Begin EXERCISE DATA
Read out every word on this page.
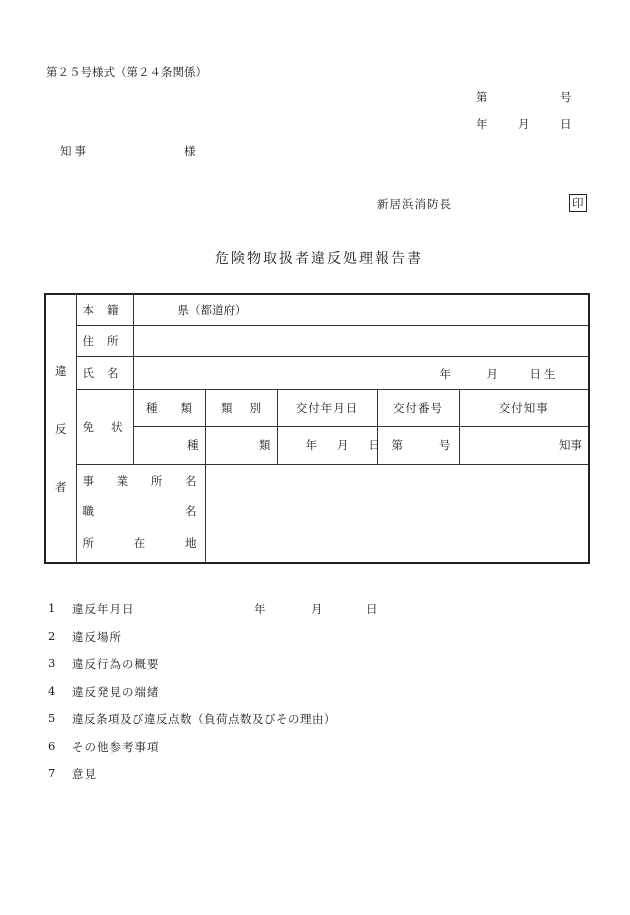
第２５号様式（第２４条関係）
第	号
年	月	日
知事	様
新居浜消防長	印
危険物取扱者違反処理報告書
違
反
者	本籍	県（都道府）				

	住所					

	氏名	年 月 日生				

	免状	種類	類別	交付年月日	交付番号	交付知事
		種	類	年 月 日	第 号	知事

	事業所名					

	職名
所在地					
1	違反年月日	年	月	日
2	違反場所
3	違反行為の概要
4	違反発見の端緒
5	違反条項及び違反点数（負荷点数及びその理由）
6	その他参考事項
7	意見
End EXERCISE DATA
Begin EXERCISE DATA
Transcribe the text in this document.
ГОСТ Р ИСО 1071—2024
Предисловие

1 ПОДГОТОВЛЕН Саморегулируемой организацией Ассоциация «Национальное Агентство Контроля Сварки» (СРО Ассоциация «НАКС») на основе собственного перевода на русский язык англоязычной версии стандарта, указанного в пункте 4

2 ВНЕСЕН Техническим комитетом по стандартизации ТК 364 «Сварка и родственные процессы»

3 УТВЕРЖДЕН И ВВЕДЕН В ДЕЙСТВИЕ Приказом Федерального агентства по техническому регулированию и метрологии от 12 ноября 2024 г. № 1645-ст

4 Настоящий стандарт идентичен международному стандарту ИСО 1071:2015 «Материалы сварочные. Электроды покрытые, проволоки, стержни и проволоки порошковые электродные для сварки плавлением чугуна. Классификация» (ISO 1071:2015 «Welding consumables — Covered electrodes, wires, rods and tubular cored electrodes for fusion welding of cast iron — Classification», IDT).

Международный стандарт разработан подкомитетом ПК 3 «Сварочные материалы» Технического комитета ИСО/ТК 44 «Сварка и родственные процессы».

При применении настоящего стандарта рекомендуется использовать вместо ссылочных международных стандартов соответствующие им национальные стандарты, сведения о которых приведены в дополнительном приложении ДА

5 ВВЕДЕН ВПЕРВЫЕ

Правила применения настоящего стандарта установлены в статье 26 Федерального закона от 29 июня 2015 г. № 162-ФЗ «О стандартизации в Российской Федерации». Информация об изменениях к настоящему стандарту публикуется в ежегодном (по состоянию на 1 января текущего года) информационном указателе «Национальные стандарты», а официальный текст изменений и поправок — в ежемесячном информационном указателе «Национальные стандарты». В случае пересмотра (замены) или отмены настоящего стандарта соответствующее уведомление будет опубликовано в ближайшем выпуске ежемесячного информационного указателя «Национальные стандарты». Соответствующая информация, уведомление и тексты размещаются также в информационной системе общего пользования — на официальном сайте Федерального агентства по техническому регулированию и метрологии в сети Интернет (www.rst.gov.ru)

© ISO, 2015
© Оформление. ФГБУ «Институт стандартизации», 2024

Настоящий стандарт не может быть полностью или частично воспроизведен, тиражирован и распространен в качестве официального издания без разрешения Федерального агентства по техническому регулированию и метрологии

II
End EXERCISE DATA
Begin EXERCISE DATA
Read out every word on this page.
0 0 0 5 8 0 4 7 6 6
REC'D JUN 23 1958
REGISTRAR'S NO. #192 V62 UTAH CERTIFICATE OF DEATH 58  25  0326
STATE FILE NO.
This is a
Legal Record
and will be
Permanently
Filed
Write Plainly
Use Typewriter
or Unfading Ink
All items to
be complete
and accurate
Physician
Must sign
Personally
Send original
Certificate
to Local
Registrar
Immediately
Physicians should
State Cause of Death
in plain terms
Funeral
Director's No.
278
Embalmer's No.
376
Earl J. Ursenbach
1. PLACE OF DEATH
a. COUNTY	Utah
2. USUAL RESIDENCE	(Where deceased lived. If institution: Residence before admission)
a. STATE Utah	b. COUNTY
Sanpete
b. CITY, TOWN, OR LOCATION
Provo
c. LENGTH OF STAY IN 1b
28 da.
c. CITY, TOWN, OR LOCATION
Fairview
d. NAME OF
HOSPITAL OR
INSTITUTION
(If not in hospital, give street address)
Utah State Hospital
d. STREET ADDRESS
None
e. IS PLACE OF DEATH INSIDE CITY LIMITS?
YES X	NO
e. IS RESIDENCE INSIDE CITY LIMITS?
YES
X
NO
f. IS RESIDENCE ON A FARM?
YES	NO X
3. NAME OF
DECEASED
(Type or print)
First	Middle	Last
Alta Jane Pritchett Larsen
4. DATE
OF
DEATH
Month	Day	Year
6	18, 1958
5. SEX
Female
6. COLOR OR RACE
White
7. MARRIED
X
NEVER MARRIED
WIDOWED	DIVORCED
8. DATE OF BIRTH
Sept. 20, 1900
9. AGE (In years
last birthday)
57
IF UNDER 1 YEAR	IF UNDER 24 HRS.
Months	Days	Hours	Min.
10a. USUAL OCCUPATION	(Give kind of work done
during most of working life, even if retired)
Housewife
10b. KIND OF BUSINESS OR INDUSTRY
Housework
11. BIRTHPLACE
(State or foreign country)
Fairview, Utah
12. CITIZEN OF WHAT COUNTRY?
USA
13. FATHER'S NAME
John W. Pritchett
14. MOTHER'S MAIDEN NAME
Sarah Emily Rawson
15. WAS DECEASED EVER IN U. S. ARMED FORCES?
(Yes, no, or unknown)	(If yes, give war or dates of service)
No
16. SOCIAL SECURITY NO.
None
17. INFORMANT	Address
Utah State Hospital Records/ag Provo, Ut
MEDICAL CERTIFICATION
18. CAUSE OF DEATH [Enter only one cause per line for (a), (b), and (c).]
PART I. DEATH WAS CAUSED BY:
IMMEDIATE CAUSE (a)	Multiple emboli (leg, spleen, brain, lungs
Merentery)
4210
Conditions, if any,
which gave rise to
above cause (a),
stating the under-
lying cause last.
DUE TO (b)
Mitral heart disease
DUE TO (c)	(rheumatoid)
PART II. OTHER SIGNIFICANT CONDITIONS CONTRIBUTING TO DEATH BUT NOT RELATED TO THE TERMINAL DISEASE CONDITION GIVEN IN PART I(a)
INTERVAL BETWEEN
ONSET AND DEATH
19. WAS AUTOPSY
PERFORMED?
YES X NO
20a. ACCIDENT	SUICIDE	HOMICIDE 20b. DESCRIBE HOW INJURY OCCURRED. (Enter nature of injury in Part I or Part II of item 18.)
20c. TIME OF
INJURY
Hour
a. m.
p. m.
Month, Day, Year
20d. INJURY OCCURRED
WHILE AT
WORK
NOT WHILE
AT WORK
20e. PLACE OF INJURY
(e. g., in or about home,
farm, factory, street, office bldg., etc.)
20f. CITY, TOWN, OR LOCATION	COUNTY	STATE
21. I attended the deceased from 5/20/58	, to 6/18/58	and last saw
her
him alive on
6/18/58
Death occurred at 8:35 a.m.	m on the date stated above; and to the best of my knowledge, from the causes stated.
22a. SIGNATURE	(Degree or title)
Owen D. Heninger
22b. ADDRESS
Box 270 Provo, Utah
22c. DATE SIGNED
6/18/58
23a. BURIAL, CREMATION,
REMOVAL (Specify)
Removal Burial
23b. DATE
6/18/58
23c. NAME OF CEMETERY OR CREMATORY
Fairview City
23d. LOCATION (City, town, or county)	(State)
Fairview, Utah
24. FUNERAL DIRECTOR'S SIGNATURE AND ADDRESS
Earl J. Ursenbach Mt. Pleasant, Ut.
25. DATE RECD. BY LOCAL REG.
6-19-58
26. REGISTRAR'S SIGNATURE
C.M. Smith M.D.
End EXERCISE DATA
▸ **WHAT YOU HAVE TO DO**:
Extract all lines from the data in which "above" is found.

▸ **ANSWER**:
above cause (a),
Death occurred at 8:35 a.m.	m on the date stated above; and to the best of my knowledge, from the causes stated.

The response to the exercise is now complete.